Dataset items
* start *

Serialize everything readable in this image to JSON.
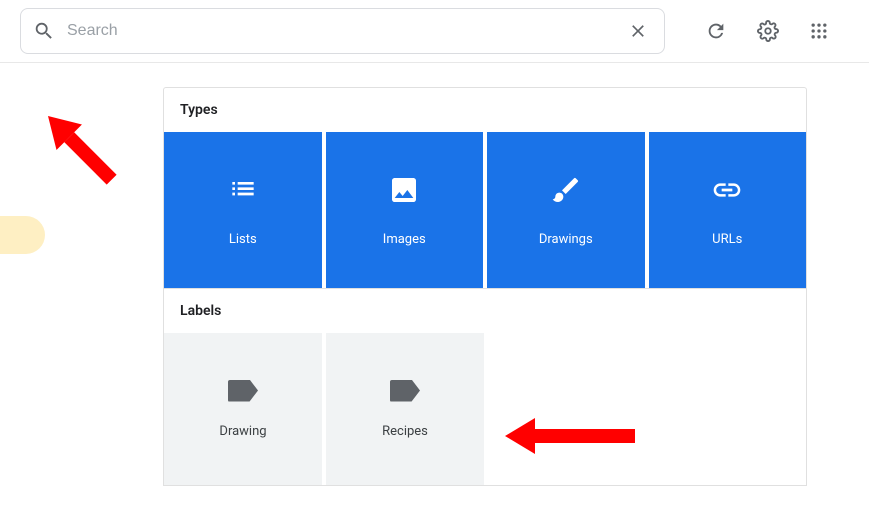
{
  "search": {
    "placeholder": "Search"
  },
  "sections": {
    "types": {
      "title": "Types",
      "items": [
        {
          "label": "Lists"
        },
        {
          "label": "Images"
        },
        {
          "label": "Drawings"
        },
        {
          "label": "URLs"
        }
      ]
    },
    "labels": {
      "title": "Labels",
      "items": [
        {
          "label": "Drawing"
        },
        {
          "label": "Recipes"
        }
      ]
    }
  }
}
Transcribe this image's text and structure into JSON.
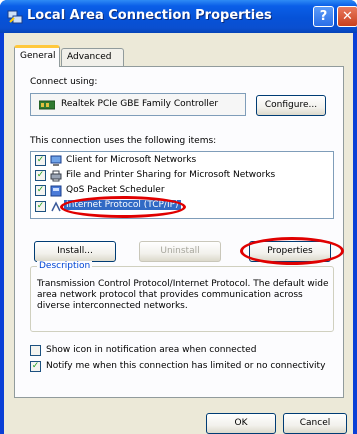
{
  "window": {
    "title": "Local Area Connection Properties",
    "help_label": "?",
    "close_label": "✕"
  },
  "tabs": [
    {
      "label": "General",
      "active": true
    },
    {
      "label": "Advanced",
      "active": false
    }
  ],
  "connect_using": {
    "label": "Connect using:",
    "adapter": "Realtek PCIe GBE Family Controller",
    "configure_label": "Configure..."
  },
  "items": {
    "label": "This connection uses the following items:",
    "list": [
      {
        "label": "Client for Microsoft Networks",
        "checked": true,
        "selected": false,
        "icon": "network-client-icon"
      },
      {
        "label": "File and Printer Sharing for Microsoft Networks",
        "checked": true,
        "selected": false,
        "icon": "printer-sharing-icon"
      },
      {
        "label": "QoS Packet Scheduler",
        "checked": true,
        "selected": false,
        "icon": "qos-scheduler-icon"
      },
      {
        "label": "Internet Protocol (TCP/IP)",
        "checked": true,
        "selected": true,
        "icon": "protocol-icon"
      }
    ]
  },
  "buttons": {
    "install": "Install...",
    "uninstall": "Uninstall",
    "properties": "Properties",
    "ok": "OK",
    "cancel": "Cancel"
  },
  "description": {
    "title": "Description",
    "text": "Transmission Control Protocol/Internet Protocol. The default wide area network protocol that provides communication across diverse interconnected networks."
  },
  "options": {
    "show_icon": {
      "label": "Show icon in notification area when connected",
      "checked": false
    },
    "notify": {
      "label": "Notify me when this connection has limited or no connectivity",
      "checked": true
    }
  },
  "colors": {
    "highlight": "#316ac5",
    "annotation_red": "#e00000",
    "title_blue": "#0652d8"
  }
}
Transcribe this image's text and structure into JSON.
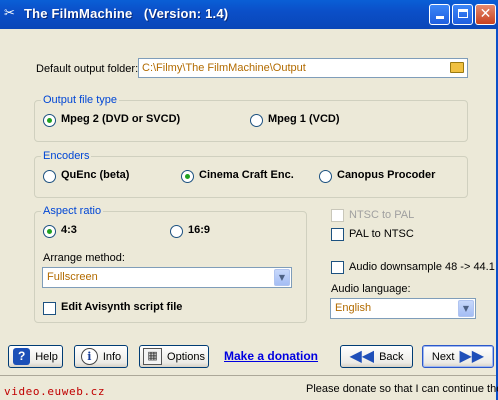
{
  "window": {
    "title": "The FilmMachine   (Version: 1.4)",
    "icon": "film-icon"
  },
  "output_folder": {
    "label": "Default output folder:",
    "value": "C:\\Filmy\\The FilmMachine\\Output"
  },
  "output_type": {
    "title": "Output file type",
    "options": [
      "Mpeg 2 (DVD or SVCD)",
      "Mpeg 1 (VCD)"
    ],
    "selected": 0
  },
  "encoders": {
    "title": "Encoders",
    "options": [
      "QuEnc (beta)",
      "Cinema Craft Enc.",
      "Canopus Procoder"
    ],
    "selected": 1
  },
  "aspect": {
    "title": "Aspect ratio",
    "options": [
      "4:3",
      "16:9"
    ],
    "selected": 0,
    "arrange_label": "Arrange method:",
    "arrange_value": "Fullscreen",
    "avisynth_label": "Edit Avisynth script file"
  },
  "conversion": {
    "ntsc_to_pal": "NTSC to PAL",
    "pal_to_ntsc": "PAL to NTSC",
    "downsample": "Audio downsample 48 -> 44.1",
    "audio_language_label": "Audio language:",
    "audio_language_value": "English"
  },
  "buttons": {
    "help": "Help",
    "info": "Info",
    "options": "Options",
    "donation": "Make a donation",
    "back": "Back",
    "next": "Next"
  },
  "footer": {
    "url": "video.euweb.cz",
    "message": "Please donate so that I can continue the"
  },
  "colors": {
    "accent": "#0046d5",
    "field_text": "#b26b00",
    "url": "#c00000"
  }
}
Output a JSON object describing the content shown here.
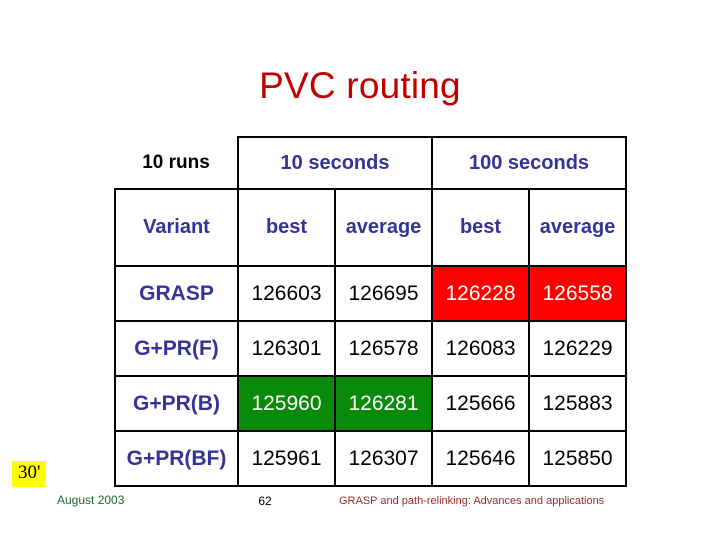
{
  "slide": {
    "title": "PVC routing",
    "title_color": "#c00000"
  },
  "table": {
    "corner_label": "10 runs",
    "group_headers": [
      {
        "label": "10 seconds",
        "span": 2
      },
      {
        "label": "100 seconds",
        "span": 2
      }
    ],
    "column_headers": [
      "Variant",
      "best",
      "average",
      "best",
      "average"
    ],
    "header_color": "#333399",
    "rows": [
      {
        "variant": "GRASP",
        "cells": [
          {
            "value": "126603",
            "highlight": "none"
          },
          {
            "value": "126695",
            "highlight": "none"
          },
          {
            "value": "126228",
            "highlight": "red"
          },
          {
            "value": "126558",
            "highlight": "red"
          }
        ]
      },
      {
        "variant": "G+PR(F)",
        "cells": [
          {
            "value": "126301",
            "highlight": "none"
          },
          {
            "value": "126578",
            "highlight": "none"
          },
          {
            "value": "126083",
            "highlight": "none"
          },
          {
            "value": "126229",
            "highlight": "none"
          }
        ]
      },
      {
        "variant": "G+PR(B)",
        "cells": [
          {
            "value": "125960",
            "highlight": "green"
          },
          {
            "value": "126281",
            "highlight": "green"
          },
          {
            "value": "125666",
            "highlight": "none"
          },
          {
            "value": "125883",
            "highlight": "none"
          }
        ]
      },
      {
        "variant": "G+PR(BF)",
        "cells": [
          {
            "value": "125961",
            "highlight": "none"
          },
          {
            "value": "126307",
            "highlight": "none"
          },
          {
            "value": "125646",
            "highlight": "none"
          },
          {
            "value": "125850",
            "highlight": "none"
          }
        ]
      }
    ],
    "highlight_colors": {
      "red": "#ff0000",
      "green": "#0a8a0a"
    }
  },
  "annotation": {
    "badge_label": "30'",
    "badge_background": "#ffff00"
  },
  "footer": {
    "date": "August 2003",
    "page_number": "62",
    "reference": "GRASP and path-relinking: Advances and applications",
    "date_color": "#1a6b2a",
    "reference_color": "#9c2a2a"
  }
}
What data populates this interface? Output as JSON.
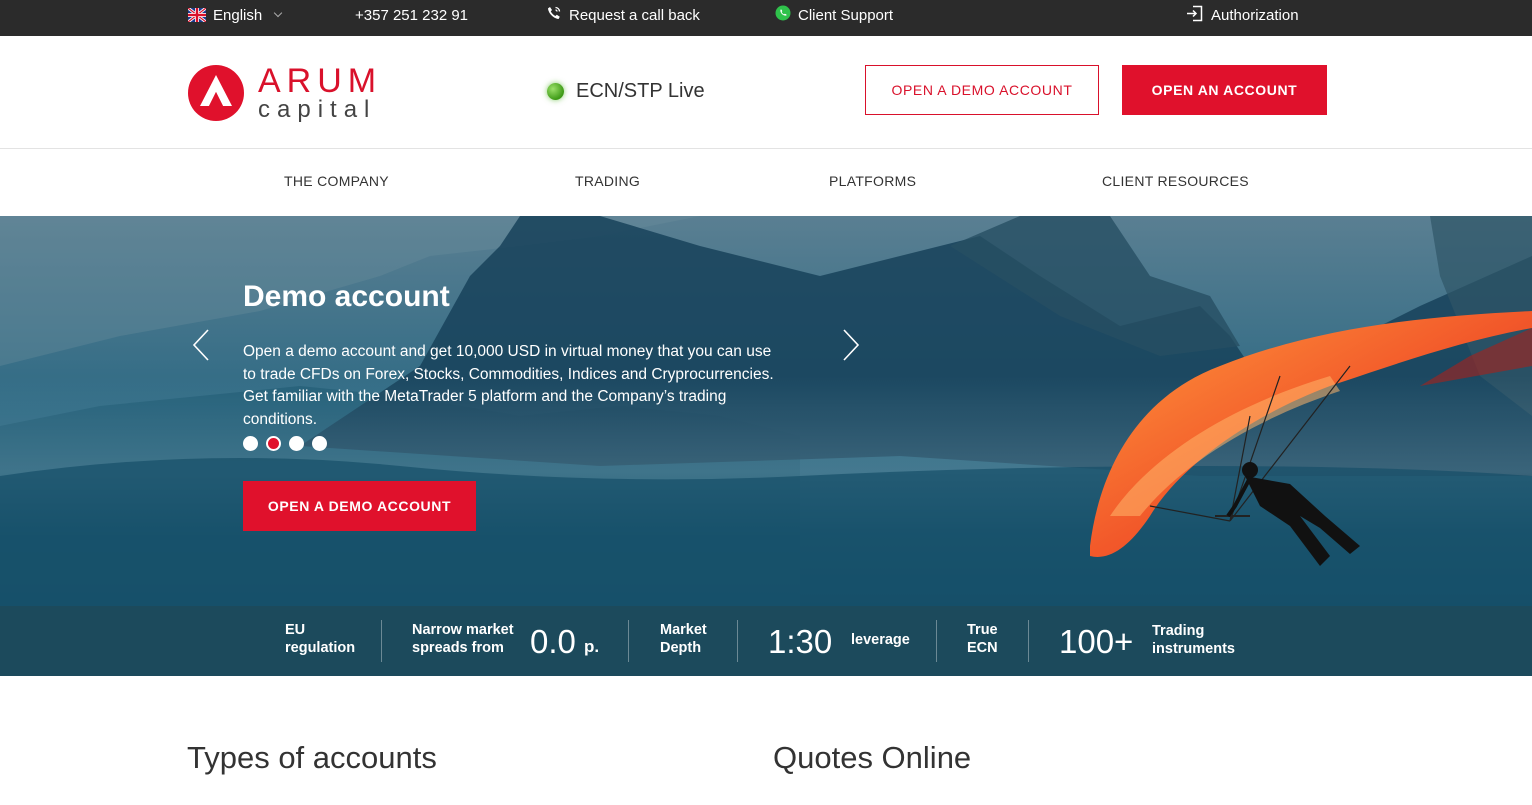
{
  "topbar": {
    "language": "English",
    "phone": "+357 251 232 91",
    "callback": "Request a call back",
    "support": "Client Support",
    "authorization": "Authorization"
  },
  "header": {
    "logo_word1": "ARUM",
    "logo_word2": "capital",
    "status": "ECN/STP Live",
    "demo_button": "OPEN A DEMO ACCOUNT",
    "open_button": "OPEN AN ACCOUNT"
  },
  "nav": {
    "items": [
      {
        "label": "THE COMPANY"
      },
      {
        "label": "TRADING"
      },
      {
        "label": "PLATFORMS"
      },
      {
        "label": "CLIENT RESOURCES"
      }
    ]
  },
  "hero": {
    "title": "Demo account",
    "text": "Open a demo account and get 10,000 USD in virtual money that you can use to trade CFDs on Forex, Stocks, Commodities, Indices and Cryprocurrencies. Get familiar with the MetaTrader 5 platform and the Company’s trading conditions.",
    "button": "OPEN A DEMO ACCOUNT",
    "slides_count": 4,
    "active_slide": 2
  },
  "stats": {
    "eu_line1": "EU",
    "eu_line2": "regulation",
    "spread_line1": "Narrow market",
    "spread_line2": "spreads from",
    "spread_value": "0.0",
    "spread_unit": "p.",
    "depth_line1": "Market",
    "depth_line2": "Depth",
    "leverage_value": "1:30",
    "leverage_label": "leverage",
    "ecn_line1": "True",
    "ecn_line2": "ECN",
    "instruments_value": "100+",
    "instruments_line1": "Trading",
    "instruments_line2": "instruments"
  },
  "sections": {
    "accounts_title": "Types of accounts",
    "quotes_title": "Quotes Online"
  },
  "colors": {
    "brand_red": "#e0112c",
    "topbar_bg": "#2b2b2b",
    "stats_bg": "#1c4a5c"
  }
}
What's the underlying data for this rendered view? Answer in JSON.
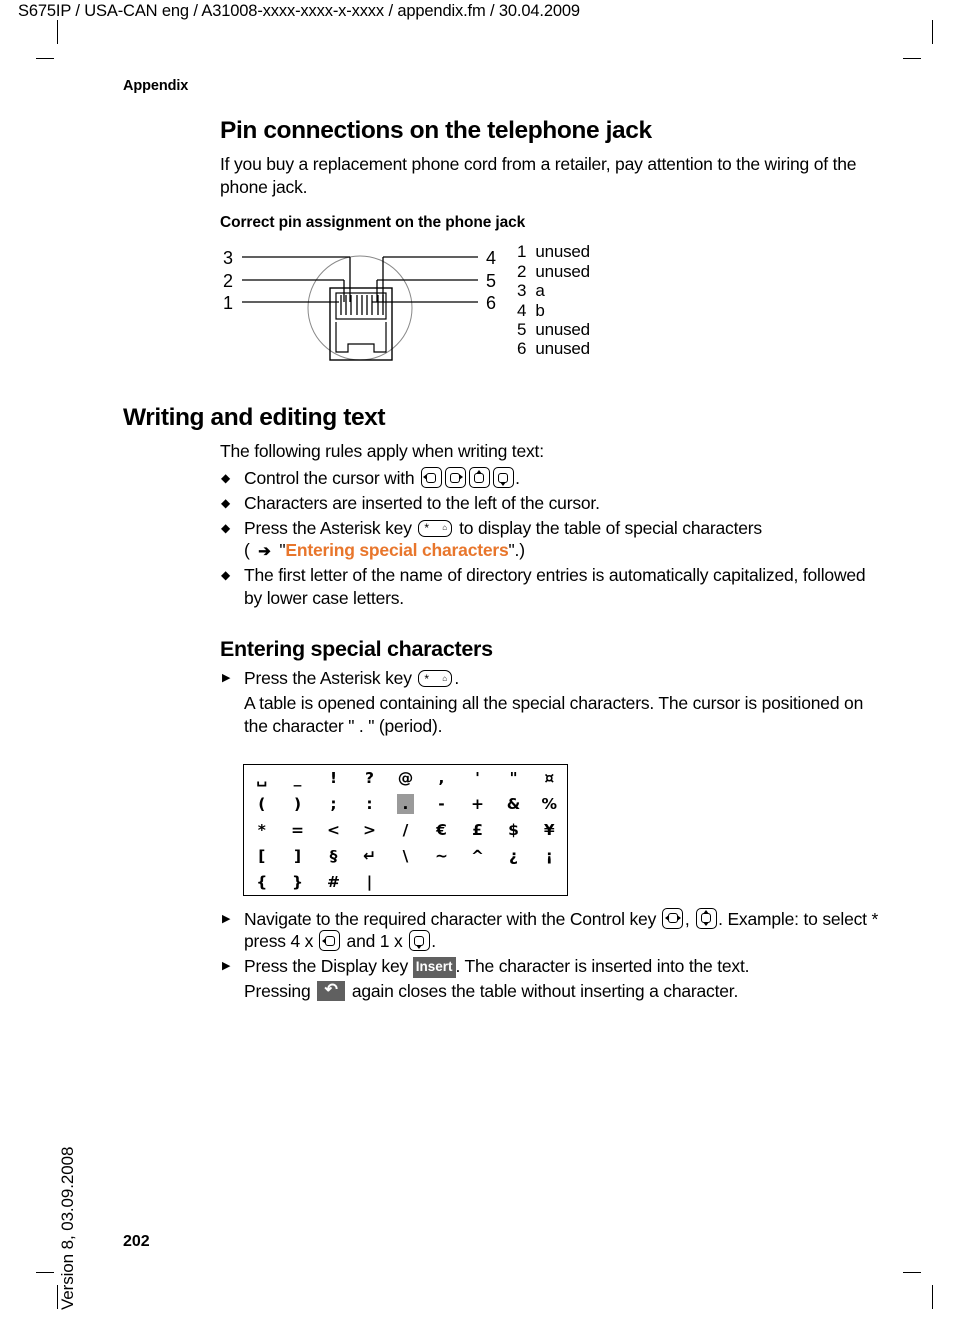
{
  "production_header": "S675IP  / USA-CAN eng / A31008-xxxx-xxxx-x-xxxx / appendix.fm / 30.04.2009",
  "version_note": "Version 8, 03.09.2008",
  "running_head": "Appendix",
  "page_number": "202",
  "colors": {
    "xref_orange": "#E8762C",
    "softkey_gray": "#606060",
    "cursor_gray": "#9a9a9a"
  },
  "sections": {
    "pin_connections": {
      "title": "Pin connections on the telephone jack",
      "intro": "If you buy a replacement phone cord from a retailer, pay attention to the wiring of the phone jack.",
      "figure_caption": "Correct pin assignment on the phone jack",
      "left_pin_labels": [
        "3",
        "2",
        "1"
      ],
      "right_pin_labels": [
        "4",
        "5",
        "6"
      ],
      "legend": [
        {
          "pin": "1",
          "function": "unused"
        },
        {
          "pin": "2",
          "function": "unused"
        },
        {
          "pin": "3",
          "function": "a"
        },
        {
          "pin": "4",
          "function": "b"
        },
        {
          "pin": "5",
          "function": "unused"
        },
        {
          "pin": "6",
          "function": "unused"
        }
      ]
    },
    "writing_editing": {
      "title": "Writing and editing text",
      "intro": "The following rules apply when writing text:",
      "bullets": {
        "b1_pre": "Control the cursor with ",
        "b1_post": ".",
        "b2": "Characters are inserted to the left of the cursor.",
        "b3_pre": "Press the Asterisk key ",
        "b3_post": " to display the table of special characters",
        "b3_xref_open": "( ",
        "b3_xref_arrow": "➔",
        "b3_xref_quote_open": " \"",
        "b3_xref_link": "Entering special characters",
        "b3_xref_close": "\".)",
        "b4": "The first letter of the name of directory entries is automatically capitalized, followed by lower case letters."
      }
    },
    "special_characters": {
      "title": "Entering special characters",
      "step1_pre": "Press the Asterisk key ",
      "step1_post": ".",
      "step1_detail": "A table is opened containing all the special characters. The cursor is positioned on the character \" . \" (period).",
      "step2_pre": "Navigate to the required character with the Control key ",
      "step2_mid": ", ",
      "step2_post": ". Example: to select * press 4 x ",
      "step2_and": " and 1 x ",
      "step2_end": ".",
      "step3_pre": "Press the Display key ",
      "step3_key_label": "Insert",
      "step3_post": ". The character is inserted into the text.",
      "step4_pre": "Pressing ",
      "step4_post": " again closes the table without inserting a character.",
      "table": {
        "columns": 9,
        "rows": [
          [
            "␣",
            "_",
            "!",
            "?",
            "@",
            ",",
            "'",
            "\"",
            "¤"
          ],
          [
            "(",
            ")",
            ";",
            ":",
            ".",
            "-",
            "+",
            "&",
            "%"
          ],
          [
            "*",
            "=",
            "<",
            ">",
            "/",
            "€",
            "£",
            "$",
            "¥"
          ],
          [
            "[",
            "]",
            "§",
            "↵",
            "\\",
            "~",
            "^",
            "¿",
            "¡"
          ],
          [
            "{",
            "}",
            "#",
            "|",
            "",
            "",
            "",
            "",
            ""
          ]
        ],
        "selected_cell": {
          "row": 1,
          "col": 4,
          "char": "."
        }
      }
    }
  },
  "icons": {
    "key_left": "cursor-left-key",
    "key_right": "cursor-right-key",
    "key_up": "cursor-up-key",
    "key_down": "cursor-down-key",
    "key_star": "asterisk-key",
    "key_horizontal": "cursor-horizontal-key",
    "key_vertical": "cursor-vertical-key",
    "key_back": "back-softkey",
    "star_glyph": "*",
    "bell_glyph": "⌂",
    "back_glyph": "↶"
  }
}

* end *

| Aim of the task |
Determine how many lines in the listing above hold the string "GRASP", then write only the number.

| Answer below |
2